[start EXTRACTED MATERIAL]

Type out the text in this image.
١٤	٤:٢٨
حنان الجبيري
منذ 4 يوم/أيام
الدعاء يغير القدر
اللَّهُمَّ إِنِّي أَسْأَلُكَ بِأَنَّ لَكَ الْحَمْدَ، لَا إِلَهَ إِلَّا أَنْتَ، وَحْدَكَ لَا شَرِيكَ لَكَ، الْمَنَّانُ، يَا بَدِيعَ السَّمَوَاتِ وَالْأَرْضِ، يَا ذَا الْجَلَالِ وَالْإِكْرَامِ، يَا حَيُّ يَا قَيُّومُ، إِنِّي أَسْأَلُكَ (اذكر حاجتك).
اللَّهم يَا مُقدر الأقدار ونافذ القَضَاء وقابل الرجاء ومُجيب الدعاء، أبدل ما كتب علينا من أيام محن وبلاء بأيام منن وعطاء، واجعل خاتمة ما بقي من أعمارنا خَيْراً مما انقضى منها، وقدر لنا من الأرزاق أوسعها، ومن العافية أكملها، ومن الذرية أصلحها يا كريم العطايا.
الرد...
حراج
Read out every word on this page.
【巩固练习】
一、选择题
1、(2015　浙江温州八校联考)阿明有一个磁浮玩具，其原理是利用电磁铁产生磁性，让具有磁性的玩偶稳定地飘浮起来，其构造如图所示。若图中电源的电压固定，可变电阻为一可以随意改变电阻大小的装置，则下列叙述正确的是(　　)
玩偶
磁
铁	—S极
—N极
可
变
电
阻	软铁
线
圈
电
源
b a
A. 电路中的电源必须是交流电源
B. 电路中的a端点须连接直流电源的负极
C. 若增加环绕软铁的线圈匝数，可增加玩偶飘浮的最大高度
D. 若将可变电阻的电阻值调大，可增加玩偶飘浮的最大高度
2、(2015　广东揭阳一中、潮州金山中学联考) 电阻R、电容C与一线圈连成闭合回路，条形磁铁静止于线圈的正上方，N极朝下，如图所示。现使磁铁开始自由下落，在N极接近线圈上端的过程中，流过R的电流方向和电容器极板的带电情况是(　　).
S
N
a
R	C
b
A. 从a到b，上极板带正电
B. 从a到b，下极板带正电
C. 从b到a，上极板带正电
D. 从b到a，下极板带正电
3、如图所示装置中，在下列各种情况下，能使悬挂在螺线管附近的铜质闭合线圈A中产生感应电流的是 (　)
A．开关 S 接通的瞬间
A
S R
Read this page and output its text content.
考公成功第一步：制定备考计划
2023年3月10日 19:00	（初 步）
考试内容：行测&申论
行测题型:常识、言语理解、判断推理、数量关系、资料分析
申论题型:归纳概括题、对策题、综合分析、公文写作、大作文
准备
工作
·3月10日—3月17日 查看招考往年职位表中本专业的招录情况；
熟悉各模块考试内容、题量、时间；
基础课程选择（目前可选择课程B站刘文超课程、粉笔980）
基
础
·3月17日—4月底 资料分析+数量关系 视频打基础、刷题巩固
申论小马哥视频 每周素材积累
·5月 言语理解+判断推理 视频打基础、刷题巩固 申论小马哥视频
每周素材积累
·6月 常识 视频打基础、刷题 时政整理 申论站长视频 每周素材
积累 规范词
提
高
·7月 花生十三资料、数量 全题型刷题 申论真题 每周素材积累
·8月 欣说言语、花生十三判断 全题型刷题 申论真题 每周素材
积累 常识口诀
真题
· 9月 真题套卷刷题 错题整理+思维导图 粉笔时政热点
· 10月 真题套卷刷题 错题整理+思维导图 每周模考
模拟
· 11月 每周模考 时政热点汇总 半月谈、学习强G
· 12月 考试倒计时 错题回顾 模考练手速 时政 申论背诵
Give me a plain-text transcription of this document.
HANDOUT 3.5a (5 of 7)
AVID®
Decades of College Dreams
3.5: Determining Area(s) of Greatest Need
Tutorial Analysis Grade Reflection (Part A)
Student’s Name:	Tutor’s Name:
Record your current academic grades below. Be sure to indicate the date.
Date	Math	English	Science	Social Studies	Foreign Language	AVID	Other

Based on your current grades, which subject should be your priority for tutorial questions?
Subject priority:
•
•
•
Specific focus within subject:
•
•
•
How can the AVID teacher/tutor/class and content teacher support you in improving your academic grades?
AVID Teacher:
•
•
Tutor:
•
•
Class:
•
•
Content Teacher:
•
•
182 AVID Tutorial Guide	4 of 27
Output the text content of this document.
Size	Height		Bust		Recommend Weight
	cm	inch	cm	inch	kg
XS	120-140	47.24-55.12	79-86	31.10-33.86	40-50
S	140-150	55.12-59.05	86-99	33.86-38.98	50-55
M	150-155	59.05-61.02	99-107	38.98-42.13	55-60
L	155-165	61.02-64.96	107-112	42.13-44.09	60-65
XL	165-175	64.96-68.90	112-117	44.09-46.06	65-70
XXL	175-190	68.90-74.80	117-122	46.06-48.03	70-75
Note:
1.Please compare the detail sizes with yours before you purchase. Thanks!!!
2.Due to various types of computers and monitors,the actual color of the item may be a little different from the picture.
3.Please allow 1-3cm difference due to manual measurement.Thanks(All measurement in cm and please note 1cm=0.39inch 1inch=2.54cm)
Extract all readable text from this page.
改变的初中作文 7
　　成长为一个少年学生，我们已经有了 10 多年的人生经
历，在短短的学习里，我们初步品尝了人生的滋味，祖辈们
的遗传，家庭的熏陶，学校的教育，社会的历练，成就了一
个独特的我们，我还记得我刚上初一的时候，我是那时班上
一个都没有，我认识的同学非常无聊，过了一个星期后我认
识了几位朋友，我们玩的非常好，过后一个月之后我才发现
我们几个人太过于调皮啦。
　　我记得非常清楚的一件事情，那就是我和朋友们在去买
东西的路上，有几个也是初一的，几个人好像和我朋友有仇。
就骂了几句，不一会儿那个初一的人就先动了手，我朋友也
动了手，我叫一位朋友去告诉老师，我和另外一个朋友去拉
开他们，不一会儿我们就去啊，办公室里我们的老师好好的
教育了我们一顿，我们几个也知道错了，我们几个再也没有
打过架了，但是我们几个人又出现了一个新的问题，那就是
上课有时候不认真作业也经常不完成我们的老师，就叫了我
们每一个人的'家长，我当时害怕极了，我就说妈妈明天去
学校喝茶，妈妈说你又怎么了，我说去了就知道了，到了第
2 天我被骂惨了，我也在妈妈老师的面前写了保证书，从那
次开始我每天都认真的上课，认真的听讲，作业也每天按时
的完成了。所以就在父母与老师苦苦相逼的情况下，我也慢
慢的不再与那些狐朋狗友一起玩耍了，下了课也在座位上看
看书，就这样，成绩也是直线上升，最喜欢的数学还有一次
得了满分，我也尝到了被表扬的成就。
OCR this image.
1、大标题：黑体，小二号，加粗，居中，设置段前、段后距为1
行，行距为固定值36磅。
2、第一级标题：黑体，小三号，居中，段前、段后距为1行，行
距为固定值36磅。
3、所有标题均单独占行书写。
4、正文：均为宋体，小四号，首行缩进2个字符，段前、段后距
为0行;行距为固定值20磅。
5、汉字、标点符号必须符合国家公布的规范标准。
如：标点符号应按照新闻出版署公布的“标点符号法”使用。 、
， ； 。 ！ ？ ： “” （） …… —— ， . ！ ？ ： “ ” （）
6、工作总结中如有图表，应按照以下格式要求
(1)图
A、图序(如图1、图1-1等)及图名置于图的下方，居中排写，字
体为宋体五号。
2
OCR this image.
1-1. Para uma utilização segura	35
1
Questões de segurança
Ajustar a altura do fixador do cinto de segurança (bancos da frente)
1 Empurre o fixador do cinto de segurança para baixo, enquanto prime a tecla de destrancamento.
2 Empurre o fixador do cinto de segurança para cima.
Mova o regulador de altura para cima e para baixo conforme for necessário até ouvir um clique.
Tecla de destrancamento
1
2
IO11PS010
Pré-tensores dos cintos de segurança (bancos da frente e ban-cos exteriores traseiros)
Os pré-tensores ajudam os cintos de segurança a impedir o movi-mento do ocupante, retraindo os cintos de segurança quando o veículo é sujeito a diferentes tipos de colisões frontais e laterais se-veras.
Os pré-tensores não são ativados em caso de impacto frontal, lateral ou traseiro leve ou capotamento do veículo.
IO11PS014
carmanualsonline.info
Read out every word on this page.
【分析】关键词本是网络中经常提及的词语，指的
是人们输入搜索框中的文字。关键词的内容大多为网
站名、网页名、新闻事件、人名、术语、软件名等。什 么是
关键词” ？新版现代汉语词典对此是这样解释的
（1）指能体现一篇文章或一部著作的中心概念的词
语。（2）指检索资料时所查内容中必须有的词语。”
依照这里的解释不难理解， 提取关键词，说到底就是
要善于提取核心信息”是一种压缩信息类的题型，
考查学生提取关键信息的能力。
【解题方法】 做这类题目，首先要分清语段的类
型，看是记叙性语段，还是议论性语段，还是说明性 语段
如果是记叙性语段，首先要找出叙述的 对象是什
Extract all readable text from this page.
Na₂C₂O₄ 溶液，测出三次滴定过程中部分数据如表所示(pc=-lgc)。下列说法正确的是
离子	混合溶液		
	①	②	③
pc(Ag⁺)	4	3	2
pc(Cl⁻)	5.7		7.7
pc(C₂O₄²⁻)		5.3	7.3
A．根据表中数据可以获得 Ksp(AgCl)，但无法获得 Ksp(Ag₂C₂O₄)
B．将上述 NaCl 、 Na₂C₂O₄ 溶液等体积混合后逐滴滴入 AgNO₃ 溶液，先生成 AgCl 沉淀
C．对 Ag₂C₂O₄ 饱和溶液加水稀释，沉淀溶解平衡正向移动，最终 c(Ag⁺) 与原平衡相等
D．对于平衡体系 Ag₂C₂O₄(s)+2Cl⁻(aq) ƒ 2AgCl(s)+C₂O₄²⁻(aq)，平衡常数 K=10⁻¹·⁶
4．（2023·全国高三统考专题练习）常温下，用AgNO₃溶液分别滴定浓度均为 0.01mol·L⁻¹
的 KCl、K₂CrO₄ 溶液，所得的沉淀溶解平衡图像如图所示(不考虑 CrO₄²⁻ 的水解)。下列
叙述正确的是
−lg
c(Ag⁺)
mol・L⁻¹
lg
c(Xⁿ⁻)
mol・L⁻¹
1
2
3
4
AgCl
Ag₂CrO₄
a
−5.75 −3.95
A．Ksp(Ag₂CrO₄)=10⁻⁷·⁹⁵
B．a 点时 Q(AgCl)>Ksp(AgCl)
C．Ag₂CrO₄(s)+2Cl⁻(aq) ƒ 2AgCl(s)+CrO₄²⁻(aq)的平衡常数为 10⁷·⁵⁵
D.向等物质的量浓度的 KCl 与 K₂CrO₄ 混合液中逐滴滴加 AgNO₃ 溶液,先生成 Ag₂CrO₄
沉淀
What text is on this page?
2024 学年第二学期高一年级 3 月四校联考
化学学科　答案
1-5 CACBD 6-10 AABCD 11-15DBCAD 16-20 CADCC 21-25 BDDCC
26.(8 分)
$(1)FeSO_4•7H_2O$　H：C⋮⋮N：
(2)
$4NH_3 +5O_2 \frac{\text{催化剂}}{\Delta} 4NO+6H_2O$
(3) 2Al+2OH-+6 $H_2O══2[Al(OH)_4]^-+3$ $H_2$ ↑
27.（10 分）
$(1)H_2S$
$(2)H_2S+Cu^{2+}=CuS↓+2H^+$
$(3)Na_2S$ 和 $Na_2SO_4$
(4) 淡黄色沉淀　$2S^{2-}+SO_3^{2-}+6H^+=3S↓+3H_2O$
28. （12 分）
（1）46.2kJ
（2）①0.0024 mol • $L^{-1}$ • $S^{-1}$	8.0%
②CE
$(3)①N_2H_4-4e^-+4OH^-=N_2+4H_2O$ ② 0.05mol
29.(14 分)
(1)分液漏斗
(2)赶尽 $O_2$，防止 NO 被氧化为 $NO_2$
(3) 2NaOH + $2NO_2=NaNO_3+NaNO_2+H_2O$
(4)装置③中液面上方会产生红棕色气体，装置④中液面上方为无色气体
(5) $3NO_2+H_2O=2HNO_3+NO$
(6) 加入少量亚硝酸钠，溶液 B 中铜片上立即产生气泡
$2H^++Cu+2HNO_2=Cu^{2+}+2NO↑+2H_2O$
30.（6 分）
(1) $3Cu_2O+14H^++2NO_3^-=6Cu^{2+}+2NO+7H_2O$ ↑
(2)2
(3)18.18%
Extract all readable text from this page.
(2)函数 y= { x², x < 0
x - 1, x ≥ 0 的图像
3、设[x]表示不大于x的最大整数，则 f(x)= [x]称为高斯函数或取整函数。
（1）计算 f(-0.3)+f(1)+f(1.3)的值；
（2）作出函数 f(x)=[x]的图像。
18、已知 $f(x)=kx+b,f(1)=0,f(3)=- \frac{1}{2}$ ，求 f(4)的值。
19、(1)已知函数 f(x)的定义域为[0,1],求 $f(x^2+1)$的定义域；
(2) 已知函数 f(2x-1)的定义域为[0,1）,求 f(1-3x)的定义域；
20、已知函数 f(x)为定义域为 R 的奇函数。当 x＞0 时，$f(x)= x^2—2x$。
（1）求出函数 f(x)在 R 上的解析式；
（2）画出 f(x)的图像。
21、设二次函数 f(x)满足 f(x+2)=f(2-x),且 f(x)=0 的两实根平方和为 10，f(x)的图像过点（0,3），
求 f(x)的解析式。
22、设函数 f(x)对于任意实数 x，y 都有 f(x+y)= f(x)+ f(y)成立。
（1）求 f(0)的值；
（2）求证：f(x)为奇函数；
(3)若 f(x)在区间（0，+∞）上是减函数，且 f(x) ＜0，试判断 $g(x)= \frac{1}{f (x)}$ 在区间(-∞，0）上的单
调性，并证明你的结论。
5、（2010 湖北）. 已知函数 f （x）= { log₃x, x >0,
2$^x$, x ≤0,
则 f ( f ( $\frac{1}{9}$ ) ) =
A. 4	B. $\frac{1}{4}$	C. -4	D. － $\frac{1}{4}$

[end EXTRACTED MATERIAL]

INSTRUCTIONS FOR THE TASK: Of the lines in the material, how many contain the word "刷题巩固"? Reply with the number and nothing else.

RESPONSE TO THIS EXERCISE: 2